··· DATA SUPPLIED ···

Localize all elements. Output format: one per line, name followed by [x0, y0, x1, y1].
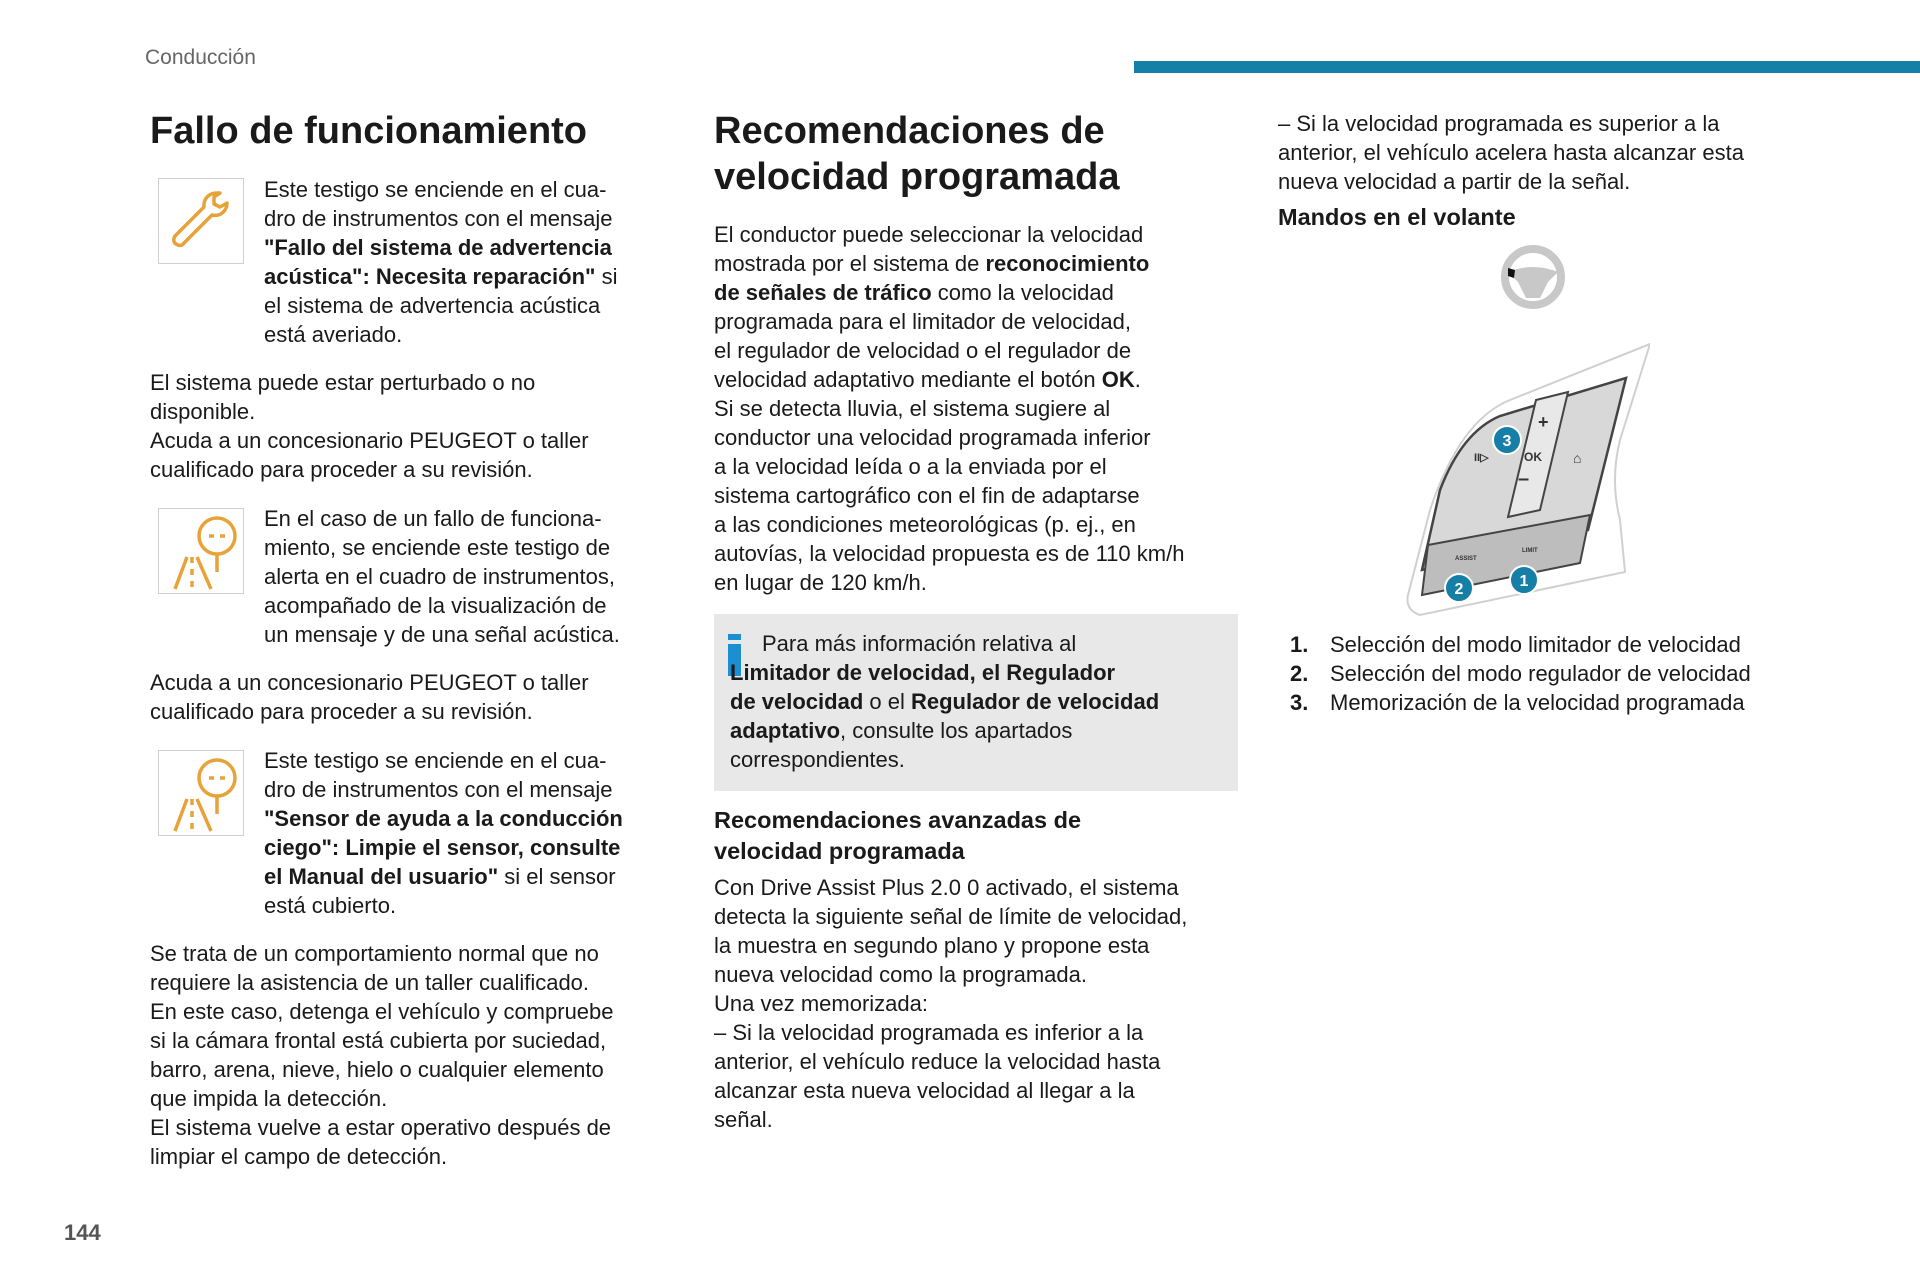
bold-text: OK	[1101, 367, 1135, 392]
text-run: Con Drive Assist Plus 2.0 0 activado, el sistema detecta la siguiente señal de límite de velocidad, la muestra en segundo plano y propone esta nueva velocidad como la programada. Una vez memorizada: – Si la velocidad programada es inferior a la anterior, el vehículo reduce la velocidad hasta alcanzar esta nueva velocidad al llegar a la señal.	[714, 875, 1188, 1132]
bold-text: "Fallo del sistema de advertencia acústica": Necesita reparación"	[264, 235, 612, 289]
paragraph	[714, 873, 1187, 1134]
callout-1: 1	[1519, 573, 1529, 590]
steering-wheel-icon	[1498, 244, 1568, 315]
text-run: Este testigo se enciende en el cua- dro de instrumentos con el mensaje	[264, 177, 613, 231]
text-run: . Si se detecta lluvia, el sistema sugiere al conductor una velocidad programada inferior a la velocidad leída o a la enviada por el sistema cartográfico con el fin de adaptarse a las condiciones meteorológicas (p. ej., en autovías, la velocidad propuesta es de 110 km/h en lugar de 120 km/h.	[714, 367, 1185, 595]
text-run: El conductor puede seleccionar la velocidad mostrada por el sistema de	[714, 222, 1144, 276]
paragraph	[264, 746, 623, 920]
numbered-list	[1290, 630, 1751, 717]
list-text: Selección del modo limitador de velocidad	[1330, 632, 1741, 657]
text-run: , consulte los apartados correspondientes.	[730, 718, 1073, 772]
list-text: Memorización de la velocidad programada	[1330, 690, 1745, 715]
bold-text: Limitador de velocidad, el Regulador de velocidad	[730, 660, 1116, 714]
text-run: si el sistema de advertencia acústica está averiado.	[264, 264, 618, 347]
page-number: 144	[64, 1220, 101, 1245]
bold-text: reconocimiento de señales de tráfico	[714, 251, 1150, 305]
text-run: si el sensor está cubierto.	[264, 864, 616, 918]
paragraph	[264, 504, 620, 649]
steering-controls-figure	[1400, 340, 1650, 625]
subsection-title: Mandos en el volante	[1278, 204, 1516, 230]
text-run: – Si la velocidad programada es superior a la anterior, el vehículo acelera hasta alcanzar esta nueva velocidad a partir de la señal.	[1278, 111, 1744, 194]
paragraph	[714, 220, 1184, 597]
callout-2: 2	[1454, 581, 1464, 598]
svg-text:⌂: ⌂	[1573, 450, 1582, 466]
list-item	[1290, 630, 1751, 659]
text-run: Para más información relativa al	[762, 631, 1077, 656]
list-text: Selección del modo regulador de velocidad	[1330, 661, 1751, 686]
section-title: Fallo de funcionamiento	[150, 110, 588, 152]
text-run: El sistema puede estar perturbado o no disponible. Acuda a un concesionario PEUGEOT o taller cualificado para proceder a su revisión.	[150, 370, 589, 482]
road-sign-camera-icon	[158, 508, 244, 594]
text-run: como la velocidad programada para el limitador de velocidad, el regulador de velocidad o el regulador de velocidad adaptativo mediante el botón	[714, 280, 1132, 392]
text-run: Acuda a un concesionario PEUGEOT o taller cualificado para proceder a su revisión.	[150, 670, 589, 724]
ok-button-label: OK	[1524, 450, 1542, 464]
text-run: En el caso de un fallo de funciona- miento, se enciende este testigo de alerta en el cuadro de instrumentos, acompañado de la visualización de un mensaje y de una señal acústica.	[264, 506, 620, 647]
list-number: 3.	[1290, 690, 1309, 715]
info-box	[714, 614, 1238, 791]
limit-button-label: LIMIT	[1522, 548, 1538, 554]
paragraph	[150, 368, 589, 484]
paragraph	[264, 175, 617, 349]
section-header: Conducción	[145, 46, 256, 69]
road-sign-camera-icon	[158, 750, 244, 836]
assist-button-label: ASSIST	[1455, 556, 1477, 562]
paragraph	[150, 939, 614, 1171]
svg-text:+: +	[1538, 412, 1549, 432]
list-item	[1290, 659, 1751, 688]
list-number: 1.	[1290, 632, 1309, 657]
accent-bar	[1134, 61, 1920, 73]
info-text	[730, 629, 1159, 774]
bold-text: "Sensor de ayuda a la conducción ciego": Limpie el sensor, consulte el Manual del usuario"	[264, 806, 623, 889]
section-title: Recomendaciones de velocidad programada	[714, 110, 1120, 198]
svg-text:–: –	[1518, 468, 1530, 490]
subsection-title: Recomendaciones avanzadas de velocidad programada	[714, 807, 1082, 864]
paragraph	[150, 668, 589, 726]
text-run: o el	[863, 689, 911, 714]
svg-text:II▷: II▷	[1474, 452, 1489, 464]
list-item	[1290, 688, 1751, 717]
list-number: 2.	[1290, 661, 1309, 686]
text-run: Este testigo se enciende en el cua- dro de instrumentos con el mensaje	[264, 748, 613, 802]
text-run: Se trata de un comportamiento normal que no requiere la asistencia de un taller cualificado. En este caso, detenga el vehículo y compruebe si la cámara frontal está cubierta por suciedad, barro, arena, nieve, hielo o cualquier elemento que impida la detección. El sistema vuelve a estar operativo después de limpiar el campo de detección.	[150, 941, 614, 1169]
callout-3: 3	[1502, 433, 1512, 450]
paragraph	[1278, 109, 1744, 196]
wrench-icon	[158, 178, 244, 264]
bold-text: Regulador de velocidad adaptativo	[730, 689, 1160, 743]
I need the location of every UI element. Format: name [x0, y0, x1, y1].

···

Report every line of the data that contains the word "puede", copying each such line in full.

text-run: El conductor puede seleccionar la velocidad mostrada por el sistema de	[714, 222, 1144, 276]
text-run: El sistema puede estar perturbado o no disponible. Acuda a un concesionario PEUGEOT o taller cualificado para proceder a su revisión.	[150, 370, 589, 482]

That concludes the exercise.